Directions – Without the pictures, print each of the records below exactly as it appears.

----

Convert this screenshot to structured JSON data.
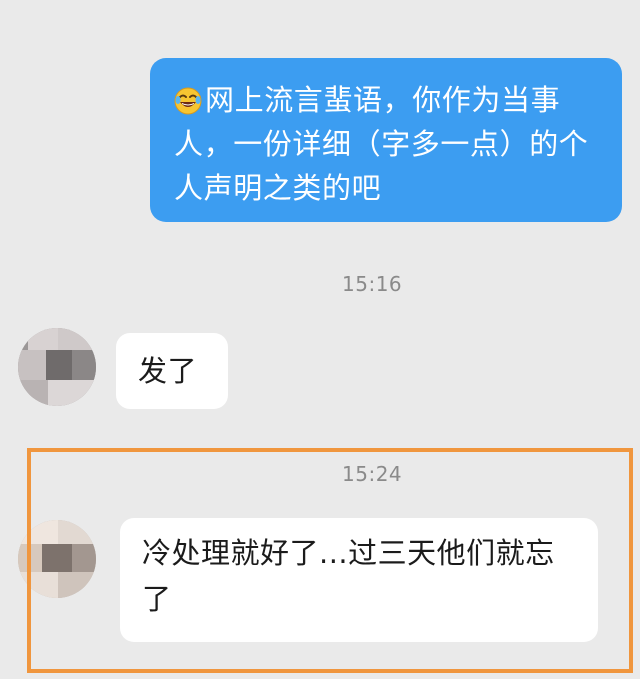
{
  "messages": [
    {
      "type": "outgoing",
      "emoji": "laughing-tears-emoji",
      "text": "网上流言蜚语，你作为当事人，一份详细（字多一点）的个人声明之类的吧"
    },
    {
      "type": "timestamp",
      "text": "15:16"
    },
    {
      "type": "incoming",
      "avatar": "blurred-avatar",
      "text": "发了"
    },
    {
      "type": "timestamp",
      "text": "15:24"
    },
    {
      "type": "incoming",
      "avatar": "blurred-avatar",
      "text": "冷处理就好了...过三天他们就忘了"
    }
  ],
  "colors": {
    "background": "#eaeaea",
    "outgoing_bubble": "#3c9df1",
    "incoming_bubble": "#ffffff",
    "highlight_border": "#f0963e",
    "timestamp_text": "#8a8a8a"
  }
}
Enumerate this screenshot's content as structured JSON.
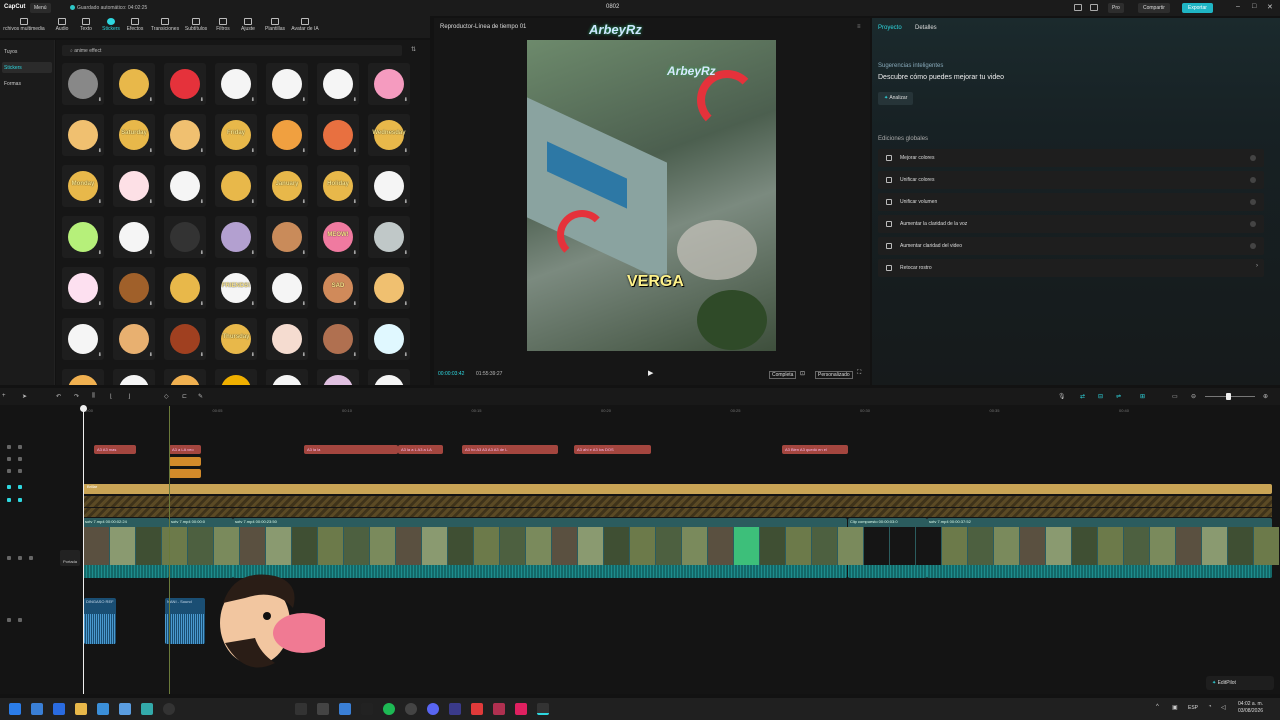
{
  "titlebar": {
    "logo": "CapCut",
    "menu": "Menú",
    "autosave": "Guardado automático: 04:02:25",
    "project_name": "0802",
    "pro": "Pro",
    "share": "Compartir",
    "export": "Exportar"
  },
  "toolbar": {
    "tools": [
      {
        "label": "rchivos multimedia",
        "icon": "media-icon"
      },
      {
        "label": "Audio",
        "icon": "audio-icon"
      },
      {
        "label": "Texto",
        "icon": "text-icon"
      },
      {
        "label": "Stickers",
        "icon": "stickers-icon"
      },
      {
        "label": "Efectos",
        "icon": "effects-icon"
      },
      {
        "label": "Transiciones",
        "icon": "transitions-icon"
      },
      {
        "label": "Subtítulos",
        "icon": "subtitles-icon"
      },
      {
        "label": "Filtros",
        "icon": "filters-icon"
      },
      {
        "label": "Ajuste",
        "icon": "adjust-icon"
      },
      {
        "label": "Plantillas",
        "icon": "templates-icon"
      },
      {
        "label": "Avatar de IA",
        "icon": "ai-avatar-icon"
      }
    ]
  },
  "leftnav": {
    "items": [
      {
        "label": "Tuyos"
      },
      {
        "label": "Stickers"
      },
      {
        "label": "Formas"
      }
    ]
  },
  "stickers": {
    "search_value": "anime effect",
    "texts": [
      "Saturday",
      "Friday",
      "Wednesday",
      "Monday",
      "January",
      "Holiday",
      "MEOW!",
      "SAD",
      "FRIENDS!",
      "Thursday"
    ]
  },
  "player": {
    "title": "Reproductor-Línea de tiempo 01",
    "watermark": "ArbeyRz",
    "caption": "VERGA",
    "time_current": "00:00:03:42",
    "time_total": "01:55:39:27",
    "btn_complete": "Completa",
    "btn_custom": "Personalizado"
  },
  "rightpanel": {
    "tab_project": "Proyecto",
    "tab_details": "Detalles",
    "smart_label": "Sugerencias inteligentes",
    "smart_desc": "Descubre cómo puedes mejorar tu video",
    "analyze": "Analizar",
    "global_label": "Ediciones globales",
    "global_items": [
      {
        "label": "Mejorar colores"
      },
      {
        "label": "Unificar colores"
      },
      {
        "label": "Unificar volumen"
      },
      {
        "label": "Aumentar la claridad de la voz"
      },
      {
        "label": "Aumentar claridad del video"
      },
      {
        "label": "Retocar rostro"
      }
    ]
  },
  "timeline": {
    "ruler": [
      "00:00",
      "00:05",
      "00:10",
      "00:15",
      "00:20",
      "00:25",
      "00:30",
      "00:35",
      "00:40"
    ],
    "text_clips": [
      {
        "label": "A3 A3 mas"
      },
      {
        "label": "A3 a LA veo"
      },
      {
        "label": "A3 la la"
      },
      {
        "label": "A3 la a L A3 a LA"
      },
      {
        "label": "A3 ho A3 A3 A3 A3 de L"
      },
      {
        "label": "A3 ahí e A3 los DOS"
      },
      {
        "label": "A3 Bien A3 quedó en el"
      }
    ],
    "yellow_track_label": "Brillar",
    "video_clips": [
      {
        "label": "sotv 7.mp4  00:00:02:24"
      },
      {
        "label": "sotv 7.mp4  00:00:0"
      },
      {
        "label": "sotv 7.mp4  00:00:23:50"
      },
      {
        "label": "Clip compuesto  00:00:03:0"
      },
      {
        "label": "sotv 7.mp4  00:00:37:52"
      }
    ],
    "cover_label": "Portada",
    "audio_clips": [
      {
        "label": "DINGASO REF"
      },
      {
        "label": "NANI - Sound"
      }
    ]
  },
  "taskbar": {
    "lang": "ESP",
    "time": "04:02 a. m.",
    "date": "03/08/2026",
    "editpilot": "EditPilot"
  }
}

----

Result –
Convert this screenshot to structured JSON data.
{
  "messages": [
    {
      "type": "outgoing",
      "emoji": "laughing-tears-emoji",
      "text": "网上流言蜚语，你作为当事人，一份详细（字多一点）的个人声明之类的吧"
    },
    {
      "type": "timestamp",
      "text": "15:16"
    },
    {
      "type": "incoming",
      "avatar": "blurred-avatar",
      "text": "发了"
    },
    {
      "type": "timestamp",
      "text": "15:24"
    },
    {
      "type": "incoming",
      "avatar": "blurred-avatar",
      "text": "冷处理就好了...过三天他们就忘了"
    }
  ],
  "colors": {
    "background": "#eaeaea",
    "outgoing_bubble": "#3c9df1",
    "incoming_bubble": "#ffffff",
    "highlight_border": "#f0963e",
    "timestamp_text": "#8a8a8a"
  }
}
Enumerate this screenshot's content as structured JSON.
{
  "titlebar": {
    "logo": "CapCut",
    "menu": "Menú",
    "autosave": "Guardado automático: 04:02:25",
    "project_name": "0802",
    "pro": "Pro",
    "share": "Compartir",
    "export": "Exportar"
  },
  "toolbar": {
    "tools": [
      {
        "label": "rchivos multimedia",
        "icon": "media-icon"
      },
      {
        "label": "Audio",
        "icon": "audio-icon"
      },
      {
        "label": "Texto",
        "icon": "text-icon"
      },
      {
        "label": "Stickers",
        "icon": "stickers-icon"
      },
      {
        "label": "Efectos",
        "icon": "effects-icon"
      },
      {
        "label": "Transiciones",
        "icon": "transitions-icon"
      },
      {
        "label": "Subtítulos",
        "icon": "subtitles-icon"
      },
      {
        "label": "Filtros",
        "icon": "filters-icon"
      },
      {
        "label": "Ajuste",
        "icon": "adjust-icon"
      },
      {
        "label": "Plantillas",
        "icon": "templates-icon"
      },
      {
        "label": "Avatar de IA",
        "icon": "ai-avatar-icon"
      }
    ]
  },
  "leftnav": {
    "items": [
      {
        "label": "Tuyos"
      },
      {
        "label": "Stickers"
      },
      {
        "label": "Formas"
      }
    ]
  },
  "stickers": {
    "search_value": "anime effect",
    "texts": [
      "Saturday",
      "Friday",
      "Wednesday",
      "Monday",
      "January",
      "Holiday",
      "MEOW!",
      "SAD",
      "FRIENDS!",
      "Thursday"
    ]
  },
  "player": {
    "title": "Reproductor-Línea de tiempo 01",
    "watermark": "ArbeyRz",
    "caption": "VERGA",
    "time_current": "00:00:03:42",
    "time_total": "01:55:39:27",
    "btn_complete": "Completa",
    "btn_custom": "Personalizado"
  },
  "rightpanel": {
    "tab_project": "Proyecto",
    "tab_details": "Detalles",
    "smart_label": "Sugerencias inteligentes",
    "smart_desc": "Descubre cómo puedes mejorar tu video",
    "analyze": "Analizar",
    "global_label": "Ediciones globales",
    "global_items": [
      {
        "label": "Mejorar colores"
      },
      {
        "label": "Unificar colores"
      },
      {
        "label": "Unificar volumen"
      },
      {
        "label": "Aumentar la claridad de la voz"
      },
      {
        "label": "Aumentar claridad del video"
      },
      {
        "label": "Retocar rostro"
      }
    ]
  },
  "timeline": {
    "ruler": [
      "00:00",
      "00:05",
      "00:10",
      "00:15",
      "00:20",
      "00:25",
      "00:30",
      "00:35",
      "00:40"
    ],
    "text_clips": [
      {
        "label": "A3 A3 mas"
      },
      {
        "label": "A3 a LA veo"
      },
      {
        "label": "A3 la la"
      },
      {
        "label": "A3 la a L A3 a LA"
      },
      {
        "label": "A3 ho A3 A3 A3 A3 de L"
      },
      {
        "label": "A3 ahí e A3 los DOS"
      },
      {
        "label": "A3 Bien A3 quedó en el"
      }
    ],
    "yellow_track_label": "Brillar",
    "video_clips": [
      {
        "label": "sotv 7.mp4  00:00:02:24"
      },
      {
        "label": "sotv 7.mp4  00:00:0"
      },
      {
        "label": "sotv 7.mp4  00:00:23:50"
      },
      {
        "label": "Clip compuesto  00:00:03:0"
      },
      {
        "label": "sotv 7.mp4  00:00:37:52"
      }
    ],
    "cover_label": "Portada",
    "audio_clips": [
      {
        "label": "DINGASO REF"
      },
      {
        "label": "NANI - Sound"
      }
    ]
  },
  "taskbar": {
    "lang": "ESP",
    "time": "04:02 a. m.",
    "date": "03/08/2026",
    "editpilot": "EditPilot"
  }
}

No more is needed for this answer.